*TASK INSTRUCTIONS*. Gather the lines below that include the string "Number", copying each in full.

# # # # #

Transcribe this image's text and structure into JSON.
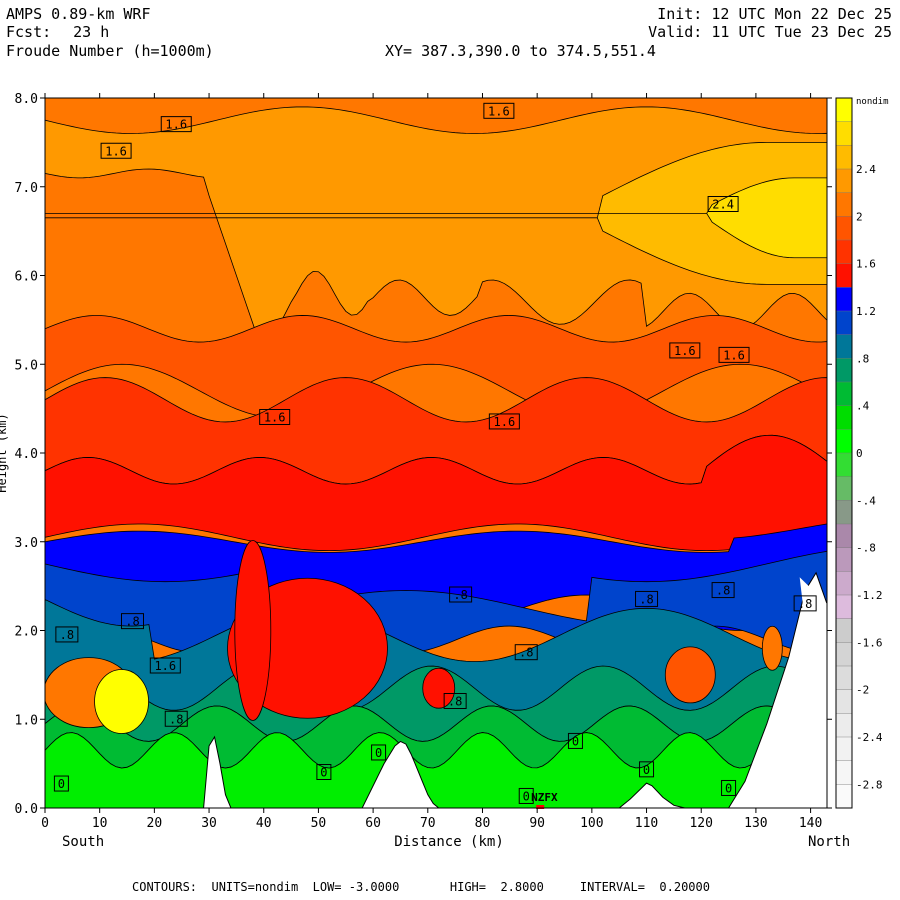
{
  "header": {
    "model": "AMPS 0.89-km WRF",
    "fcst_label": "Fcst:",
    "fcst_value": "23 h",
    "field": "Froude Number (h=1000m)",
    "init": "Init: 12 UTC Mon 22 Dec 25",
    "valid": "Valid: 11 UTC Tue 23 Dec 25",
    "xy": "XY= 387.3,390.0 to 374.5,551.4"
  },
  "footer": {
    "contours": "CONTOURS:  UNITS=nondim  LOW= -3.0000       HIGH=  2.8000     INTERVAL=  0.20000"
  },
  "chart_data": {
    "type": "heatmap",
    "title": "Froude Number (h=1000m)",
    "xlabel": "Distance (km)",
    "ylabel": "Height (km)",
    "xlim": [
      0,
      143
    ],
    "ylim": [
      0,
      8
    ],
    "x_ticks": [
      0,
      10,
      20,
      30,
      40,
      50,
      60,
      70,
      80,
      90,
      100,
      110,
      120,
      130,
      140
    ],
    "y_ticks": [
      "0.0",
      "1.0",
      "2.0",
      "3.0",
      "4.0",
      "5.0",
      "6.0",
      "7.0",
      "8.0"
    ],
    "x_end_labels": {
      "left": "South",
      "right": "North"
    },
    "colorbar": {
      "unit": "nondim",
      "labels": [
        "2.4",
        "2",
        "1.6",
        "1.2",
        ".8",
        ".4",
        "0",
        "-.4",
        "-.8",
        "-1.2",
        "-1.6",
        "-2",
        "-2.4",
        "-2.8"
      ],
      "colors": [
        "#ffff00",
        "#ffdd00",
        "#ffbb00",
        "#ff9900",
        "#ff7700",
        "#ff5500",
        "#ff3300",
        "#ff1100",
        "#0000ff",
        "#0044cc",
        "#007799",
        "#009966",
        "#00bb33",
        "#00dd00",
        "#00ff00",
        "#33dd33",
        "#66bb66",
        "#889988",
        "#aa88aa",
        "#bb99bb",
        "#ccaacc",
        "#ddbbdd",
        "#cccccc",
        "#d4d4d4",
        "#dcdcdc",
        "#e4e4e4",
        "#ececec",
        "#f2f2f2",
        "#f6f6f6",
        "#fafafa"
      ]
    },
    "terrain_x": [
      0,
      29,
      30,
      31,
      32,
      33,
      34,
      35,
      36,
      37,
      45,
      55,
      58,
      62,
      63,
      64,
      65,
      66,
      67,
      68,
      69,
      70,
      71,
      72,
      73,
      74,
      105,
      107,
      109,
      110,
      111,
      113,
      115,
      117,
      120,
      125,
      128,
      132,
      136,
      139,
      141,
      143
    ],
    "terrain_y": [
      0,
      0,
      0.7,
      0.8,
      0.5,
      0.15,
      0,
      0,
      0,
      0,
      0,
      0,
      0,
      0.5,
      0.6,
      0.7,
      0.75,
      0.72,
      0.6,
      0.45,
      0.3,
      0.15,
      0.05,
      0,
      0,
      0,
      0,
      0.1,
      0.22,
      0.28,
      0.25,
      0.12,
      0.03,
      0,
      0,
      0,
      0.3,
      0.95,
      1.7,
      2.45,
      2.65,
      2.3
    ],
    "contour_labels": [
      {
        "x": 24,
        "y": 7.7,
        "t": "1.6"
      },
      {
        "x": 13,
        "y": 7.4,
        "t": "1.6"
      },
      {
        "x": 83,
        "y": 7.85,
        "t": "1.6"
      },
      {
        "x": 124,
        "y": 6.8,
        "t": "2.4"
      },
      {
        "x": 117,
        "y": 5.15,
        "t": "1.6"
      },
      {
        "x": 126,
        "y": 5.1,
        "t": "1.6"
      },
      {
        "x": 42,
        "y": 4.4,
        "t": "1.6"
      },
      {
        "x": 84,
        "y": 4.35,
        "t": "1.6"
      },
      {
        "x": 124,
        "y": 2.45,
        "t": ".8"
      },
      {
        "x": 76,
        "y": 2.4,
        "t": ".8"
      },
      {
        "x": 110,
        "y": 2.35,
        "t": ".8"
      },
      {
        "x": 139,
        "y": 2.3,
        "t": ".8"
      },
      {
        "x": 16,
        "y": 2.1,
        "t": ".8"
      },
      {
        "x": 4,
        "y": 1.95,
        "t": ".8"
      },
      {
        "x": 88,
        "y": 1.75,
        "t": ".8"
      },
      {
        "x": 22,
        "y": 1.6,
        "t": "1.6"
      },
      {
        "x": 75,
        "y": 1.2,
        "t": ".8"
      },
      {
        "x": 24,
        "y": 1.0,
        "t": ".8"
      },
      {
        "x": 97,
        "y": 0.75,
        "t": "0"
      },
      {
        "x": 61,
        "y": 0.62,
        "t": "0"
      },
      {
        "x": 51,
        "y": 0.4,
        "t": "0"
      },
      {
        "x": 110,
        "y": 0.43,
        "t": "0"
      },
      {
        "x": 3,
        "y": 0.27,
        "t": "0"
      },
      {
        "x": 88,
        "y": 0.13,
        "t": "0"
      },
      {
        "x": 125,
        "y": 0.22,
        "t": "0"
      }
    ],
    "station": {
      "x": 90,
      "y": 0.1,
      "t": "NZFX"
    }
  }
}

# # # # #

*ANSWER TO THIS TASK*.
    "field": "Froude Number (h=1000m)",
    "title": "Froude Number (h=1000m)",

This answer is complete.